[Dataset rows about figures]
+ + + + +
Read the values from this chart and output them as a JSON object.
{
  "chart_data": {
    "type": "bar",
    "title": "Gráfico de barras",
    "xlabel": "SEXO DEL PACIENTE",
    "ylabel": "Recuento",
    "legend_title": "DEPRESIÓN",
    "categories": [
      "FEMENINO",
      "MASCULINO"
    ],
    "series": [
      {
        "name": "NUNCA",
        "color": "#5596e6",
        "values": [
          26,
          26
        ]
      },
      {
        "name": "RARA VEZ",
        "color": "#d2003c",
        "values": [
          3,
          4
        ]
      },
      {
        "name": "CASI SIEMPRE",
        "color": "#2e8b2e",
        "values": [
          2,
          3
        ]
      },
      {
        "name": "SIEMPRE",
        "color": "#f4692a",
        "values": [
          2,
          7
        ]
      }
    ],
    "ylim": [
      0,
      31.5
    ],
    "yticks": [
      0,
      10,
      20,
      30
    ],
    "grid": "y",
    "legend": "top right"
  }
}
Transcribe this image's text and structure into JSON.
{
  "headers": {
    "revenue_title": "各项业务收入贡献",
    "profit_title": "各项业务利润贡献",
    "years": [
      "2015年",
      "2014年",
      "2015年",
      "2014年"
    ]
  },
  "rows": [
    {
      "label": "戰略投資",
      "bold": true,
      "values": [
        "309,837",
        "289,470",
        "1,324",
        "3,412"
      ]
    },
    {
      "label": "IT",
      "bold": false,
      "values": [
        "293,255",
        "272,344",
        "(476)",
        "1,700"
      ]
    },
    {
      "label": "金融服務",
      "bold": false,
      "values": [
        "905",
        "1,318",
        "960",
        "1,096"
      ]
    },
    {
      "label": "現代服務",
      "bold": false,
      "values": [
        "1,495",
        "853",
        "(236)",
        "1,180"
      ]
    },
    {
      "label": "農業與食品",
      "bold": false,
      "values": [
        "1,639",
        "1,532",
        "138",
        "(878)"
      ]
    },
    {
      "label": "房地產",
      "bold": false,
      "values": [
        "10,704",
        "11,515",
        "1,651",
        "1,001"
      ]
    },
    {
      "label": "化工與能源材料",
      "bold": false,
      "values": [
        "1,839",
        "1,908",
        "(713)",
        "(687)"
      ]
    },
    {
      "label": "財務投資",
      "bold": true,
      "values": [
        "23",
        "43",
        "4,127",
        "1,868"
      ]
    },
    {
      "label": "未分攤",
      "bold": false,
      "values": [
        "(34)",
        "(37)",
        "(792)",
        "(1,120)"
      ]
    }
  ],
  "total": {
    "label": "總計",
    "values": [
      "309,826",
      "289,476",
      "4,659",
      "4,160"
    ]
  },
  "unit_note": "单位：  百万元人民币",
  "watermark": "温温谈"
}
+ + + + +
- [Required task] Reply with nothing but the number of lines in the data above that contain "JSON".

- [Task result] 2